··· Data extract ···

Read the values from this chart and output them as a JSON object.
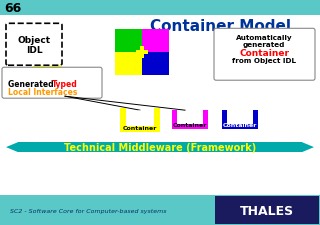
{
  "slide_num": "66",
  "title": "Container Model",
  "bg_color": "#f0f0f0",
  "header_bar_color": "#5bc8c8",
  "header_text_color": "#003399",
  "footer_bar_color": "#5bc8c8",
  "footer_text": "SC2 - Software Core for Computer-based systems",
  "footer_text_color": "#003366",
  "thales_bg": "#1a1a5e",
  "thales_text": "THALES",
  "middleware_text": "Technical Middleware (Framework)",
  "middleware_text_color": "#ffff00",
  "cyan_arrow": "#00aaaa",
  "object_idl_text": "Object\nIDL",
  "container_label": "Container",
  "yellow": "#ffff00",
  "green": "#00cc00",
  "magenta": "#ff00ff",
  "blue": "#0000cc",
  "orange": "#ff9900",
  "white": "#ffffff",
  "red": "#ff0000",
  "black": "#000000",
  "gray": "#888888"
}
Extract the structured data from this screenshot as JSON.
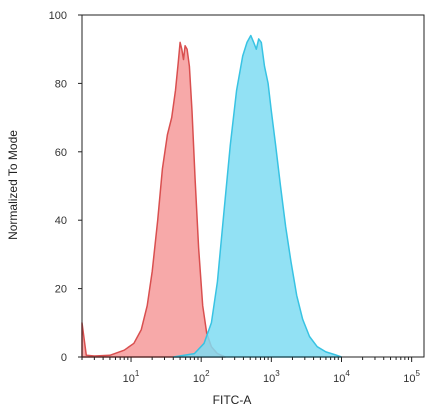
{
  "chart_data": {
    "type": "area",
    "title": "",
    "xlabel": "FITC-A",
    "ylabel": "Normalized To Mode",
    "xscale": "log",
    "xlim": [
      2,
      150000
    ],
    "ylim": [
      0,
      100
    ],
    "x_tick_values": [
      10,
      100,
      1000,
      10000,
      100000
    ],
    "x_tick_labels": [
      {
        "base": "10",
        "exp": "1"
      },
      {
        "base": "10",
        "exp": "2"
      },
      {
        "base": "10",
        "exp": "3"
      },
      {
        "base": "10",
        "exp": "4"
      },
      {
        "base": "10",
        "exp": "5"
      }
    ],
    "y_ticks": [
      0,
      20,
      40,
      60,
      80,
      100
    ],
    "grid": false,
    "legend": "none",
    "series": [
      {
        "fill": "#f6a0a0",
        "stroke": "#d94f4f",
        "points": [
          [
            2.0,
            10
          ],
          [
            2.3,
            0.5
          ],
          [
            3,
            0.3
          ],
          [
            5,
            0.5
          ],
          [
            8,
            2
          ],
          [
            11,
            4
          ],
          [
            14,
            8
          ],
          [
            17,
            15
          ],
          [
            20,
            25
          ],
          [
            24,
            40
          ],
          [
            28,
            55
          ],
          [
            33,
            65
          ],
          [
            38,
            70
          ],
          [
            43,
            78
          ],
          [
            47,
            86
          ],
          [
            50,
            92
          ],
          [
            53,
            90
          ],
          [
            56,
            87
          ],
          [
            59,
            91
          ],
          [
            63,
            90
          ],
          [
            68,
            85
          ],
          [
            74,
            72
          ],
          [
            82,
            52
          ],
          [
            92,
            32
          ],
          [
            105,
            15
          ],
          [
            120,
            7
          ],
          [
            140,
            3
          ],
          [
            170,
            1
          ],
          [
            220,
            0
          ]
        ]
      },
      {
        "fill": "#7fdcf2",
        "stroke": "#38c3e3",
        "points": [
          [
            40,
            0
          ],
          [
            80,
            1
          ],
          [
            110,
            4
          ],
          [
            140,
            10
          ],
          [
            170,
            22
          ],
          [
            210,
            42
          ],
          [
            260,
            62
          ],
          [
            320,
            78
          ],
          [
            390,
            88
          ],
          [
            450,
            92
          ],
          [
            510,
            94
          ],
          [
            560,
            92
          ],
          [
            610,
            90
          ],
          [
            660,
            93
          ],
          [
            720,
            92
          ],
          [
            800,
            85
          ],
          [
            900,
            80
          ],
          [
            1000,
            72
          ],
          [
            1150,
            62
          ],
          [
            1350,
            50
          ],
          [
            1600,
            38
          ],
          [
            1900,
            28
          ],
          [
            2300,
            18
          ],
          [
            2800,
            11
          ],
          [
            3500,
            6
          ],
          [
            4500,
            3
          ],
          [
            6000,
            1.5
          ],
          [
            8000,
            0.7
          ],
          [
            10000,
            0
          ]
        ]
      }
    ]
  }
}
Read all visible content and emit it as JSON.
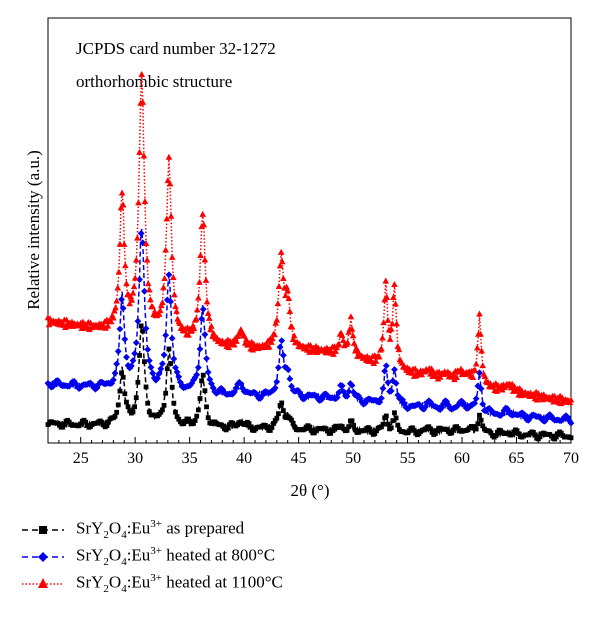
{
  "chart_data": {
    "type": "line",
    "annotations": [
      "JCPDS card number 32-1272",
      "orthorhombic structure"
    ],
    "xlabel": "2θ (°)",
    "ylabel": "Relative intensity (a.u.)",
    "xlim": [
      22,
      70
    ],
    "xticks": [
      25,
      30,
      35,
      40,
      45,
      50,
      55,
      60,
      65,
      70
    ],
    "ylim": [
      0,
      100
    ],
    "grid": false,
    "legend_placement": "below",
    "x_grid": {
      "start": 22,
      "end": 70,
      "step": 0.1
    },
    "peaks": [
      {
        "x": 28.8,
        "w": 0.25,
        "h": [
          0.55,
          0.9,
          1.35
        ]
      },
      {
        "x": 30.6,
        "w": 0.3,
        "h": [
          1.0,
          1.6,
          2.55
        ]
      },
      {
        "x": 33.1,
        "w": 0.28,
        "h": [
          0.75,
          1.15,
          1.75
        ]
      },
      {
        "x": 36.2,
        "w": 0.28,
        "h": [
          0.5,
          0.85,
          1.3
        ]
      },
      {
        "x": 39.7,
        "w": 0.35,
        "h": [
          0.07,
          0.12,
          0.17
        ]
      },
      {
        "x": 43.4,
        "w": 0.28,
        "h": [
          0.25,
          0.5,
          0.9
        ]
      },
      {
        "x": 44.0,
        "w": 0.25,
        "h": [
          0.1,
          0.22,
          0.45
        ]
      },
      {
        "x": 48.9,
        "w": 0.2,
        "h": [
          0.05,
          0.1,
          0.2
        ]
      },
      {
        "x": 49.8,
        "w": 0.22,
        "h": [
          0.07,
          0.17,
          0.35
        ]
      },
      {
        "x": 53.0,
        "w": 0.2,
        "h": [
          0.15,
          0.35,
          0.8
        ]
      },
      {
        "x": 53.8,
        "w": 0.2,
        "h": [
          0.15,
          0.35,
          0.8
        ]
      },
      {
        "x": 56.9,
        "w": 0.5,
        "h": [
          0.03,
          0.05,
          0.07
        ]
      },
      {
        "x": 58.5,
        "w": 0.5,
        "h": [
          0.03,
          0.05,
          0.07
        ]
      },
      {
        "x": 59.8,
        "w": 0.4,
        "h": [
          0.03,
          0.06,
          0.1
        ]
      },
      {
        "x": 60.6,
        "w": 0.4,
        "h": [
          0.03,
          0.05,
          0.08
        ]
      },
      {
        "x": 61.6,
        "w": 0.2,
        "h": [
          0.2,
          0.38,
          0.68
        ]
      },
      {
        "x": 64.3,
        "w": 0.5,
        "h": [
          0.02,
          0.04,
          0.07
        ]
      }
    ],
    "series": [
      {
        "name": "SrY2O4:Eu3+ as prepared",
        "color": "#000000",
        "marker": "square",
        "line": "dash",
        "baseline": [
          0.18,
          0.06
        ],
        "marker_step": 0.15
      },
      {
        "name": "SrY2O4:Eu3+ heated at 800°C",
        "color": "#0000ee",
        "marker": "diamond",
        "line": "dash",
        "baseline": [
          0.58,
          0.22
        ],
        "marker_step": 0.15
      },
      {
        "name": "SrY2O4:Eu3+ heated at 1100°C",
        "color": "#ff0000",
        "marker": "triangle",
        "line": "dot",
        "baseline": [
          1.2,
          0.4
        ],
        "marker_step": 0.1
      }
    ]
  },
  "legend": [
    {
      "base": "SrY",
      "sub1": "2",
      "mid": "O",
      "sub2": "4",
      "tail": ":Eu",
      "sup": "3+",
      "suffix": " as prepared",
      "color": "#000000",
      "marker": "square",
      "line": "dash"
    },
    {
      "base": "SrY",
      "sub1": "2",
      "mid": "O",
      "sub2": "4",
      "tail": ":Eu",
      "sup": "3+",
      "suffix": " heated at 800°C",
      "color": "#0000ee",
      "marker": "diamond",
      "line": "dash"
    },
    {
      "base": "SrY",
      "sub1": "2",
      "mid": "O",
      "sub2": "4",
      "tail": ":Eu",
      "sup": "3+",
      "suffix": " heated at 1100°C",
      "color": "#ff0000",
      "marker": "triangle",
      "line": "dot"
    }
  ]
}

···

▶ **Requirement**
Gather all lines of the records that include the word "JSON".

▶ **Task answer**
Read the values from this chart and output them as a JSON object.
Extract the structured data from this screenshot as JSON.
Read all visible content and emit it as JSON.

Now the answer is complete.